◆ Written request ◆
Give every line again exactly as it appears, please, but not the pictures.

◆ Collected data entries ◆
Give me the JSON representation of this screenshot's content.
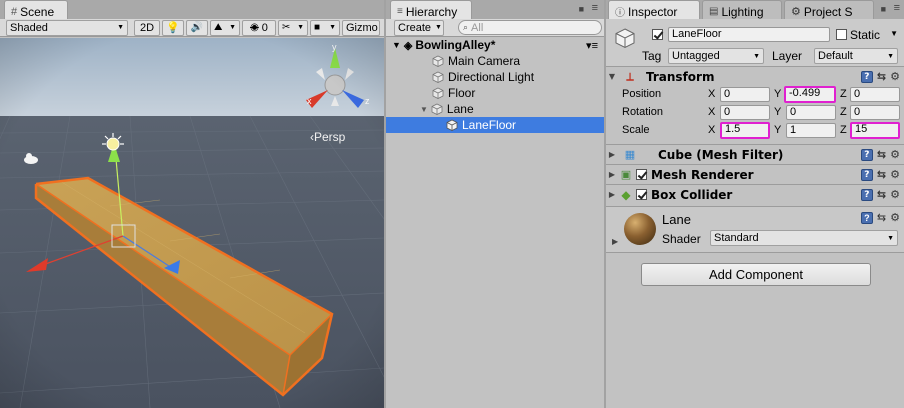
{
  "scene": {
    "tab_label": "Scene",
    "shading_mode": "Shaded",
    "toggle_2d": "2D",
    "gizmo_hidden_count": "0",
    "gizmos_label": "Gizmo",
    "persp_label": "‹Persp"
  },
  "hierarchy": {
    "tab_label": "Hierarchy",
    "create_label": "Create",
    "search_placeholder": "All",
    "scene_name": "BowlingAlley*",
    "items": [
      {
        "label": "Main Camera"
      },
      {
        "label": "Directional Light"
      },
      {
        "label": "Floor"
      },
      {
        "label": "Lane"
      },
      {
        "label": "LaneFloor"
      }
    ]
  },
  "inspector": {
    "tabs": [
      {
        "label": "Inspector"
      },
      {
        "label": "Lighting"
      },
      {
        "label": "Project S"
      }
    ],
    "object_name": "LaneFloor",
    "static_label": "Static",
    "tag_label": "Tag",
    "tag_value": "Untagged",
    "layer_label": "Layer",
    "layer_value": "Default",
    "transform": {
      "title": "Transform",
      "position_label": "Position",
      "rotation_label": "Rotation",
      "scale_label": "Scale",
      "axis_x": "X",
      "axis_y": "Y",
      "axis_z": "Z",
      "position": {
        "x": "0",
        "y": "-0.499",
        "z": "0"
      },
      "rotation": {
        "x": "0",
        "y": "0",
        "z": "0"
      },
      "scale": {
        "x": "1.5",
        "y": "1",
        "z": "15"
      }
    },
    "components": [
      {
        "title": "Cube (Mesh Filter)"
      },
      {
        "title": "Mesh Renderer"
      },
      {
        "title": "Box Collider"
      }
    ],
    "material": {
      "name": "Lane",
      "shader_label": "Shader",
      "shader_value": "Standard"
    },
    "add_component_label": "Add Component"
  },
  "colors": {
    "highlight": "#e020d0",
    "selection": "#3e7ce0",
    "lane_outline": "#f07020",
    "lane_fill": "#c8a050"
  }
}
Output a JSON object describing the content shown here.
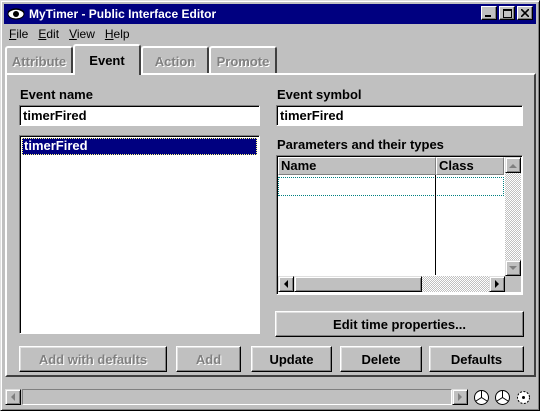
{
  "window": {
    "title": "MyTimer - Public Interface Editor",
    "icon": "eye-icon",
    "minimize_icon": "minimize-icon",
    "maximize_icon": "maximize-icon",
    "close_icon": "close-icon"
  },
  "menu": [
    {
      "underline": "F",
      "rest": "ile"
    },
    {
      "underline": "E",
      "rest": "dit"
    },
    {
      "underline": "V",
      "rest": "iew"
    },
    {
      "underline": "H",
      "rest": "elp"
    }
  ],
  "tabs": [
    {
      "label": "Attribute",
      "active": false
    },
    {
      "label": "Event",
      "active": true
    },
    {
      "label": "Action",
      "active": false
    },
    {
      "label": "Promote",
      "active": false
    }
  ],
  "form": {
    "event_name_label": "Event name",
    "event_name_value": "timerFired",
    "event_symbol_label": "Event symbol",
    "event_symbol_value": "timerFired",
    "parameters_label": "Parameters and their types",
    "events": [
      "timerFired"
    ],
    "param_columns": [
      "Name",
      "Class"
    ],
    "edit_time_button": "Edit time properties..."
  },
  "buttons": {
    "add_with_defaults": "Add with defaults",
    "add": "Add",
    "update": "Update",
    "delete": "Delete",
    "defaults": "Defaults"
  },
  "colors": {
    "face": "#c0c0c0",
    "titlebar": "#000080",
    "selection": "#000080",
    "disabled_text": "#808080"
  }
}
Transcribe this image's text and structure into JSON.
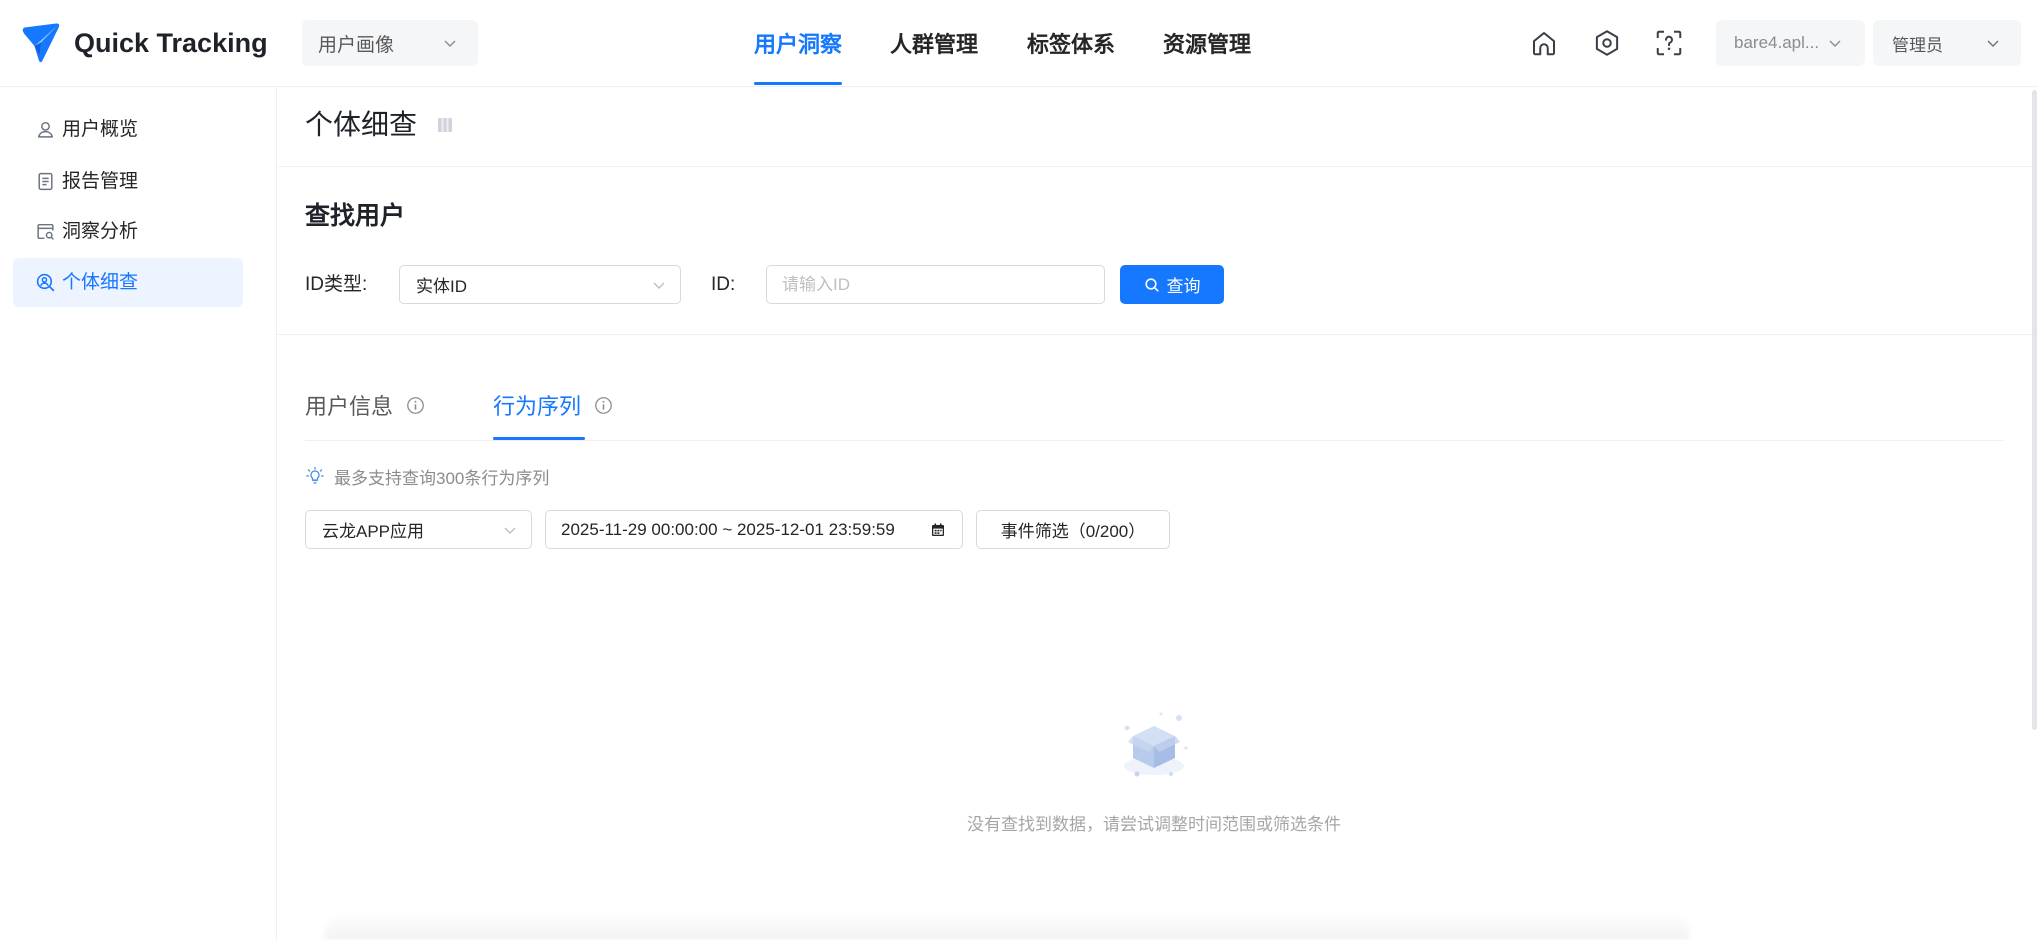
{
  "header": {
    "logo_text": "Quick Tracking",
    "logo_icon": "quick-tracking-logo-icon",
    "product_select": "用户画像",
    "nav": [
      {
        "label": "用户洞察",
        "active": true
      },
      {
        "label": "人群管理",
        "active": false
      },
      {
        "label": "标签体系",
        "active": false
      },
      {
        "label": "资源管理",
        "active": false
      }
    ],
    "icons": [
      "home-icon",
      "gear-icon",
      "help-scan-icon"
    ],
    "org_select": "bare4.apl...",
    "user_select": "管理员"
  },
  "sidebar": {
    "items": [
      {
        "label": "用户概览",
        "icon": "user-overview-icon",
        "active": false
      },
      {
        "label": "报告管理",
        "icon": "report-icon",
        "active": false
      },
      {
        "label": "洞察分析",
        "icon": "insight-analysis-icon",
        "active": false
      },
      {
        "label": "个体细查",
        "icon": "user-lookup-icon",
        "active": true
      }
    ]
  },
  "page": {
    "title": "个体细查",
    "title_icon": "bookmark-icon"
  },
  "search": {
    "title": "查找用户",
    "id_type_label": "ID类型:",
    "id_type_value": "实体ID",
    "id_label": "ID:",
    "id_value": "",
    "id_placeholder": "请输入ID",
    "query_button": "查询",
    "query_icon": "search-icon"
  },
  "tabs": [
    {
      "label": "用户信息",
      "active": false,
      "icon": "info-icon"
    },
    {
      "label": "行为序列",
      "active": true,
      "icon": "info-icon"
    }
  ],
  "behavior": {
    "tip_icon": "lightbulb-icon",
    "tip": "最多支持查询300条行为序列",
    "app_select": "云龙APP应用",
    "date_range": "2025-11-29 00:00:00 ~ 2025-12-01 23:59:59",
    "date_icon": "calendar-icon",
    "event_filter": "事件筛选（0/200）"
  },
  "empty_state": {
    "icon": "empty-box-icon",
    "text": "没有查找到数据，请尝试调整时间范围或筛选条件"
  },
  "colors": {
    "primary": "#1677ff",
    "active_bg": "#edf4ff",
    "text": "#1f2329",
    "muted": "#8c8c8c",
    "border": "#d9d9d9",
    "pill_bg": "#f5f6f8"
  }
}
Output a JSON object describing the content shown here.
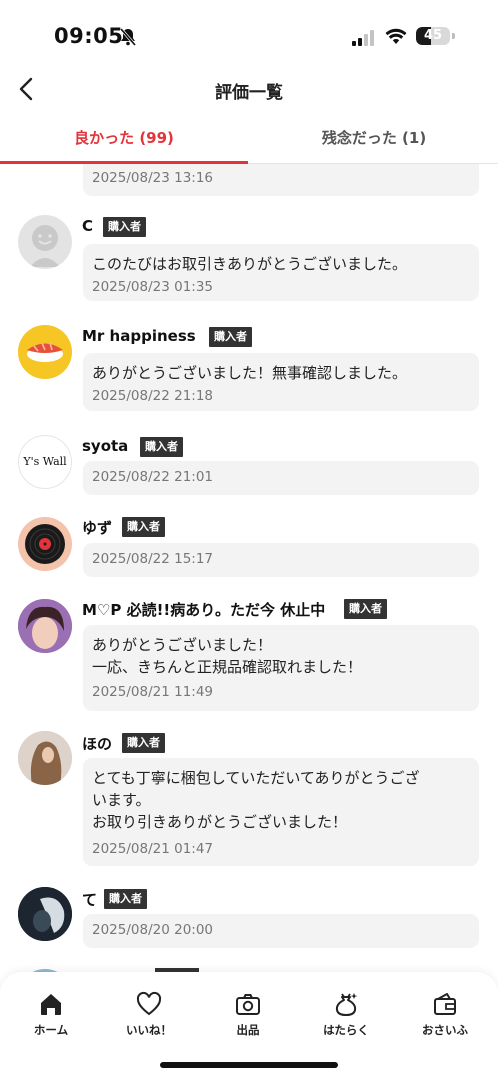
{
  "status_bar": {
    "time": "09:05",
    "battery_level": "45",
    "battery_fraction": 0.45
  },
  "header": {
    "title": "評価一覧"
  },
  "tabs": [
    {
      "label": "良かった (99)",
      "active": true
    },
    {
      "label": "残念だった (1)",
      "active": false
    }
  ],
  "reviews": [
    {
      "date": "2025/08/23 13:16"
    },
    {
      "name": "C",
      "badge": "購入者",
      "message": "このたびはお取引きありがとうございました。",
      "date": "2025/08/23 01:35"
    },
    {
      "name": "Mr happiness",
      "badge": "購入者",
      "message": "ありがとうございました！無事確認しました。",
      "date": "2025/08/22 21:18"
    },
    {
      "name": "syota",
      "badge": "購入者",
      "avatar_text": "Y's Wall",
      "date": "2025/08/22 21:01"
    },
    {
      "name": "ゆず",
      "badge": "購入者",
      "date": "2025/08/22 15:17"
    },
    {
      "name": "M♡P 必読!!病あり。ただ今 休止中",
      "badge": "購入者",
      "message_lines": [
        "ありがとうございました！",
        "一応、きちんと正規品確認取れました！"
      ],
      "date": "2025/08/21 11:49"
    },
    {
      "name": "ほの",
      "badge": "購入者",
      "message_lines": [
        "とても丁寧に梱包していただいてありがとうござ",
        "います。",
        "お取り引きありがとうございました！"
      ],
      "date": "2025/08/21 01:47"
    },
    {
      "name": "て",
      "badge": "購入者",
      "date": "2025/08/20 20:00"
    }
  ],
  "bottom_nav": [
    {
      "label": "ホーム",
      "icon": "home-icon"
    },
    {
      "label": "いいね！",
      "icon": "heart-icon"
    },
    {
      "label": "出品",
      "icon": "camera-icon"
    },
    {
      "label": "はたらく",
      "icon": "money-bag-icon"
    },
    {
      "label": "おさいふ",
      "icon": "wallet-icon"
    }
  ],
  "colors": {
    "accent": "#e5333c",
    "bubble_bg": "#f3f3f3",
    "badge_bg": "#333333"
  }
}
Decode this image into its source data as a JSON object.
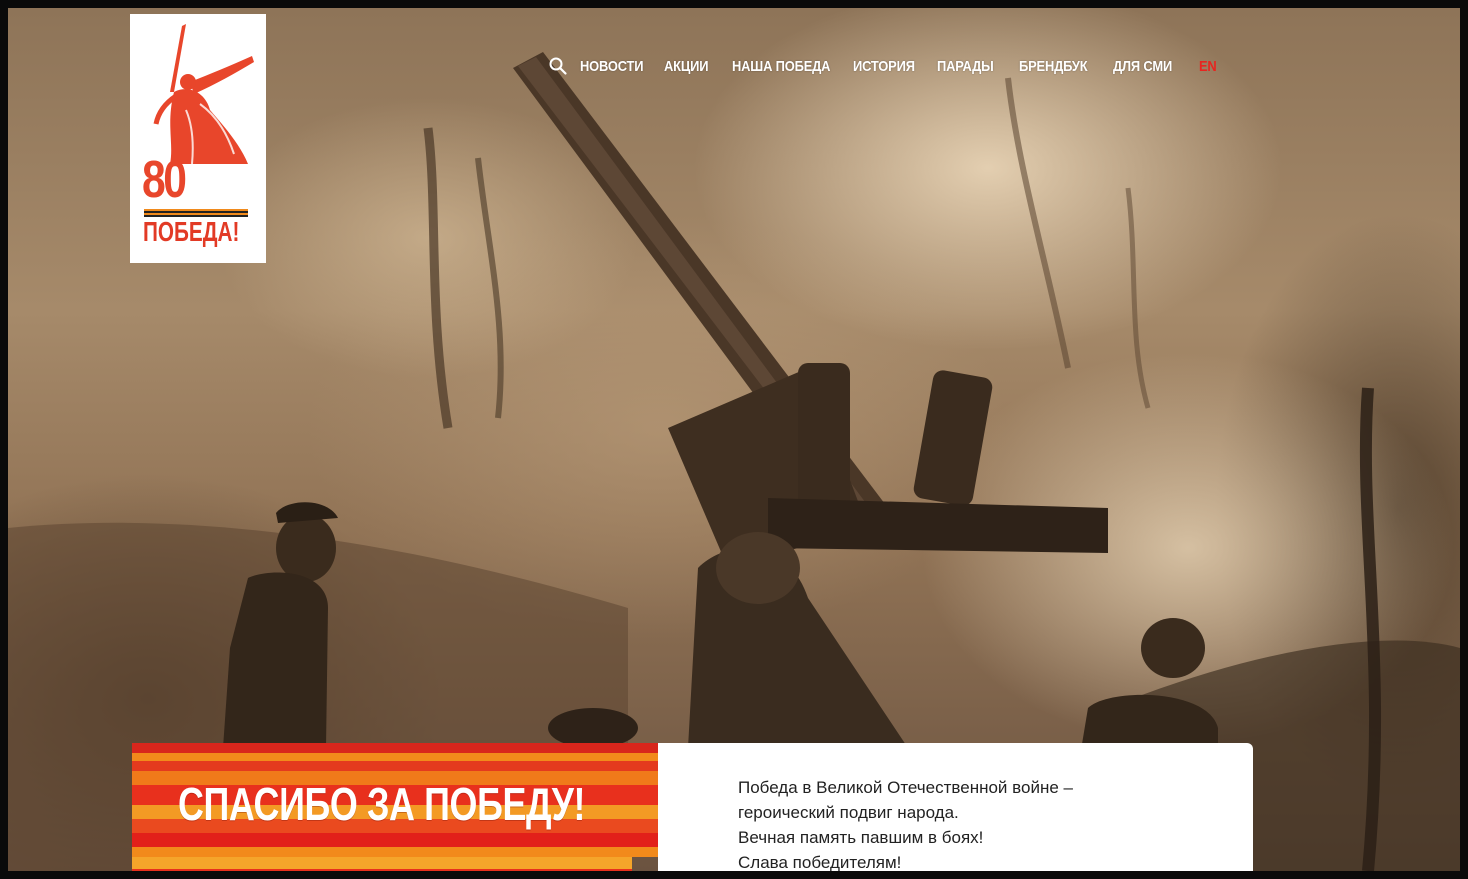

◆ Complete response ◆
Give me the JSON representation of this screenshot's content.
{
  "scene": {
    "tab_label": "Scene",
    "shading_mode": "Shaded",
    "toggle_2d": "2D",
    "gizmo_hidden_count": "0",
    "gizmos_label": "Gizmo",
    "persp_label": "‹Persp"
  },
  "hierarchy": {
    "tab_label": "Hierarchy",
    "create_label": "Create",
    "search_placeholder": "All",
    "scene_name": "BowlingAlley*",
    "items": [
      {
        "label": "Main Camera"
      },
      {
        "label": "Directional Light"
      },
      {
        "label": "Floor"
      },
      {
        "label": "Lane"
      },
      {
        "label": "LaneFloor"
      }
    ]
  },
  "inspector": {
    "tabs": [
      {
        "label": "Inspector"
      },
      {
        "label": "Lighting"
      },
      {
        "label": "Project S"
      }
    ],
    "object_name": "LaneFloor",
    "static_label": "Static",
    "tag_label": "Tag",
    "tag_value": "Untagged",
    "layer_label": "Layer",
    "layer_value": "Default",
    "transform": {
      "title": "Transform",
      "position_label": "Position",
      "rotation_label": "Rotation",
      "scale_label": "Scale",
      "axis_x": "X",
      "axis_y": "Y",
      "axis_z": "Z",
      "position": {
        "x": "0",
        "y": "-0.499",
        "z": "0"
      },
      "rotation": {
        "x": "0",
        "y": "0",
        "z": "0"
      },
      "scale": {
        "x": "1.5",
        "y": "1",
        "z": "15"
      }
    },
    "components": [
      {
        "title": "Cube (Mesh Filter)"
      },
      {
        "title": "Mesh Renderer"
      },
      {
        "title": "Box Collider"
      }
    ],
    "material": {
      "name": "Lane",
      "shader_label": "Shader",
      "shader_value": "Standard"
    },
    "add_component_label": "Add Component"
  },
  "colors": {
    "highlight": "#e020d0",
    "selection": "#3e7ce0",
    "lane_outline": "#f07020",
    "lane_fill": "#c8a050"
  }
}
Output a JSON object describing the content shown here.
{
  "window": {
    "title": "MyTimer - Public Interface Editor",
    "icon": "eye-icon",
    "minimize_icon": "minimize-icon",
    "maximize_icon": "maximize-icon",
    "close_icon": "close-icon"
  },
  "menu": [
    {
      "underline": "F",
      "rest": "ile"
    },
    {
      "underline": "E",
      "rest": "dit"
    },
    {
      "underline": "V",
      "rest": "iew"
    },
    {
      "underline": "H",
      "rest": "elp"
    }
  ],
  "tabs": [
    {
      "label": "Attribute",
      "active": false
    },
    {
      "label": "Event",
      "active": true
    },
    {
      "label": "Action",
      "active": false
    },
    {
      "label": "Promote",
      "active": false
    }
  ],
  "form": {
    "event_name_label": "Event name",
    "event_name_value": "timerFired",
    "event_symbol_label": "Event symbol",
    "event_symbol_value": "timerFired",
    "parameters_label": "Parameters and their types",
    "events": [
      "timerFired"
    ],
    "param_columns": [
      "Name",
      "Class"
    ],
    "edit_time_button": "Edit time properties..."
  },
  "buttons": {
    "add_with_defaults": "Add with defaults",
    "add": "Add",
    "update": "Update",
    "delete": "Delete",
    "defaults": "Defaults"
  },
  "colors": {
    "face": "#c0c0c0",
    "titlebar": "#000080",
    "selection": "#000080",
    "disabled_text": "#808080"
  }
}
Transcribe this image's text and structure into JSON.
{
  "header": {
    "logo_text": "Quick Tracking",
    "logo_icon": "quick-tracking-logo-icon",
    "product_select": "用户画像",
    "nav": [
      {
        "label": "用户洞察",
        "active": true
      },
      {
        "label": "人群管理",
        "active": false
      },
      {
        "label": "标签体系",
        "active": false
      },
      {
        "label": "资源管理",
        "active": false
      }
    ],
    "icons": [
      "home-icon",
      "gear-icon",
      "help-scan-icon"
    ],
    "org_select": "bare4.apl...",
    "user_select": "管理员"
  },
  "sidebar": {
    "items": [
      {
        "label": "用户概览",
        "icon": "user-overview-icon",
        "active": false
      },
      {
        "label": "报告管理",
        "icon": "report-icon",
        "active": false
      },
      {
        "label": "洞察分析",
        "icon": "insight-analysis-icon",
        "active": false
      },
      {
        "label": "个体细查",
        "icon": "user-lookup-icon",
        "active": true
      }
    ]
  },
  "page": {
    "title": "个体细查",
    "title_icon": "bookmark-icon"
  },
  "search": {
    "title": "查找用户",
    "id_type_label": "ID类型:",
    "id_type_value": "实体ID",
    "id_label": "ID:",
    "id_value": "",
    "id_placeholder": "请输入ID",
    "query_button": "查询",
    "query_icon": "search-icon"
  },
  "tabs": [
    {
      "label": "用户信息",
      "active": false,
      "icon": "info-icon"
    },
    {
      "label": "行为序列",
      "active": true,
      "icon": "info-icon"
    }
  ],
  "behavior": {
    "tip_icon": "lightbulb-icon",
    "tip": "最多支持查询300条行为序列",
    "app_select": "云龙APP应用",
    "date_range": "2025-11-29 00:00:00 ~ 2025-12-01 23:59:59",
    "date_icon": "calendar-icon",
    "event_filter": "事件筛选（0/200）"
  },
  "empty_state": {
    "icon": "empty-box-icon",
    "text": "没有查找到数据，请尝试调整时间范围或筛选条件"
  },
  "colors": {
    "primary": "#1677ff",
    "active_bg": "#edf4ff",
    "text": "#1f2329",
    "muted": "#8c8c8c",
    "border": "#d9d9d9",
    "pill_bg": "#f5f6f8"
  }
}
Output a JSON object describing the content shown here.
{
  "status_bar": {
    "time": "09:05",
    "battery_level": "45",
    "battery_fraction": 0.45
  },
  "header": {
    "title": "評価一覧"
  },
  "tabs": [
    {
      "label": "良かった (99)",
      "active": true
    },
    {
      "label": "残念だった (1)",
      "active": false
    }
  ],
  "reviews": [
    {
      "date": "2025/08/23 13:16"
    },
    {
      "name": "C",
      "badge": "購入者",
      "message": "このたびはお取引きありがとうございました。",
      "date": "2025/08/23 01:35"
    },
    {
      "name": "Mr happiness",
      "badge": "購入者",
      "message": "ありがとうございました！無事確認しました。",
      "date": "2025/08/22 21:18"
    },
    {
      "name": "syota",
      "badge": "購入者",
      "avatar_text": "Y's Wall",
      "date": "2025/08/22 21:01"
    },
    {
      "name": "ゆず",
      "badge": "購入者",
      "date": "2025/08/22 15:17"
    },
    {
      "name": "M♡P 必読!!病あり。ただ今 休止中",
      "badge": "購入者",
      "message_lines": [
        "ありがとうございました！",
        "一応、きちんと正規品確認取れました！"
      ],
      "date": "2025/08/21 11:49"
    },
    {
      "name": "ほの",
      "badge": "購入者",
      "message_lines": [
        "とても丁寧に梱包していただいてありがとうござ",
        "います。",
        "お取り引きありがとうございました！"
      ],
      "date": "2025/08/21 01:47"
    },
    {
      "name": "て",
      "badge": "購入者",
      "date": "2025/08/20 20:00"
    }
  ],
  "bottom_nav": [
    {
      "label": "ホーム",
      "icon": "home-icon"
    },
    {
      "label": "いいね！",
      "icon": "heart-icon"
    },
    {
      "label": "出品",
      "icon": "camera-icon"
    },
    {
      "label": "はたらく",
      "icon": "money-bag-icon"
    },
    {
      "label": "おさいふ",
      "icon": "wallet-icon"
    }
  ],
  "colors": {
    "accent": "#e5333c",
    "bubble_bg": "#f3f3f3",
    "badge_bg": "#333333"
  }
}
Decode this image into its source data as a JSON object.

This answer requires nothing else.